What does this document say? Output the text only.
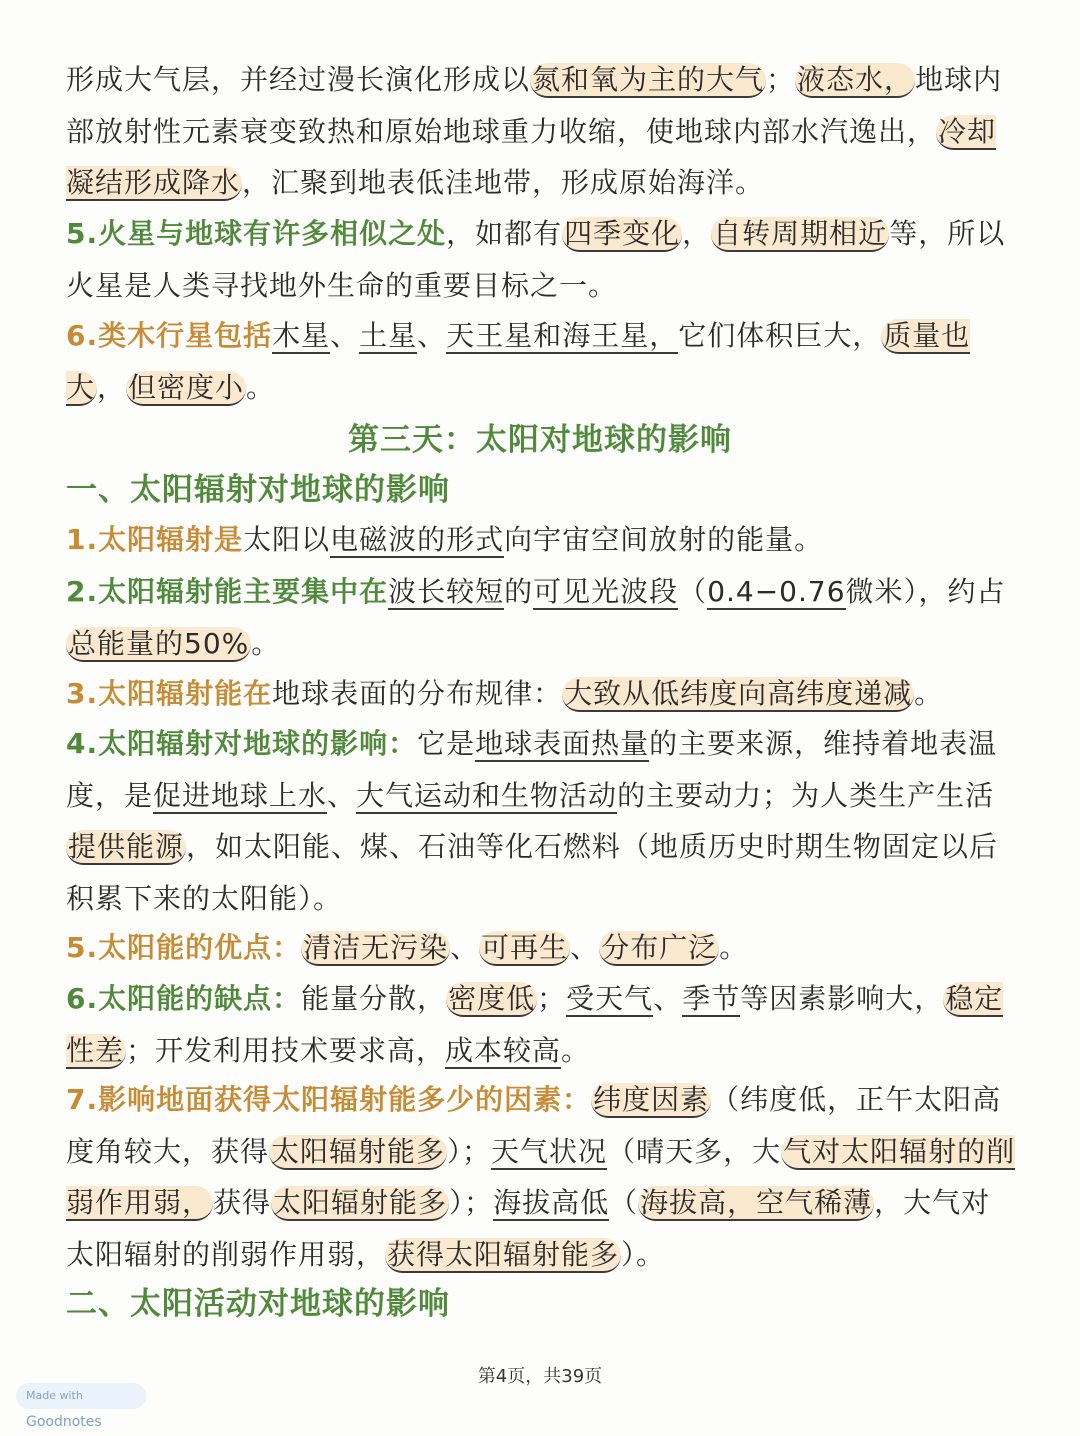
形成大气层，并经过漫长演化形成以氮和氧为主的大气；液态水，地球内部放射性元素衰变致热和原始地球重力收缩，使地球内部水汽逸出，冷却凝结形成降水，汇聚到地表低洼地带，形成原始海洋。
5.火星与地球有许多相似之处，如都有四季变化，自转周期相近等，所以火星是人类寻找地外生命的重要目标之一。
6.类木行星包括木星、土星、天王星和海王星，它们体积巨大，质量也大，但密度小。
第三天：太阳对地球的影响
一、太阳辐射对地球的影响
1.太阳辐射是太阳以电磁波的形式向宇宙空间放射的能量。
2.太阳辐射能主要集中在波长较短的可见光波段（0.4−0.76微米），约占总能量的50%。
3.太阳辐射能在地球表面的分布规律：大致从低纬度向高纬度递减。
4.太阳辐射对地球的影响：它是地球表面热量的主要来源，维持着地表温度，是促进地球上水、大气运动和生物活动的主要动力；为人类生产生活提供能源，如太阳能、煤、石油等化石燃料（地质历史时期生物固定以后积累下来的太阳能）。
5.太阳能的优点：清洁无污染、可再生、分布广泛。
6.太阳能的缺点：能量分散，密度低；受天气、季节等因素影响大，稳定性差；开发利用技术要求高，成本较高。
7.影响地面获得太阳辐射能多少的因素：纬度因素（纬度低，正午太阳高度角较大，获得太阳辐射能多）；天气状况（晴天多，大气对太阳辐射的削弱作用弱，获得太阳辐射能多）；海拔高低（海拔高，空气稀薄，大气对太阳辐射的削弱作用弱，获得太阳辐射能多）。
二、太阳活动对地球的影响
第4页，共39页
Made with Goodnotes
#####
**Task requirements:**
Scan the entries above for the word "太阳辐射对地球的影响" and collect each line holding it.

**Answer to this problem:**
一、太阳辐射对地球的影响
4.太阳辐射对地球的影响：它是地球表面热量的主要来源，维持着地表温度，是促进地球上水、大气运动和生物活动的主要动力；为人类生产生活提供能源，如太阳能、煤、石油等化石燃料（地质历史时期生物固定以后积累下来的太阳能）。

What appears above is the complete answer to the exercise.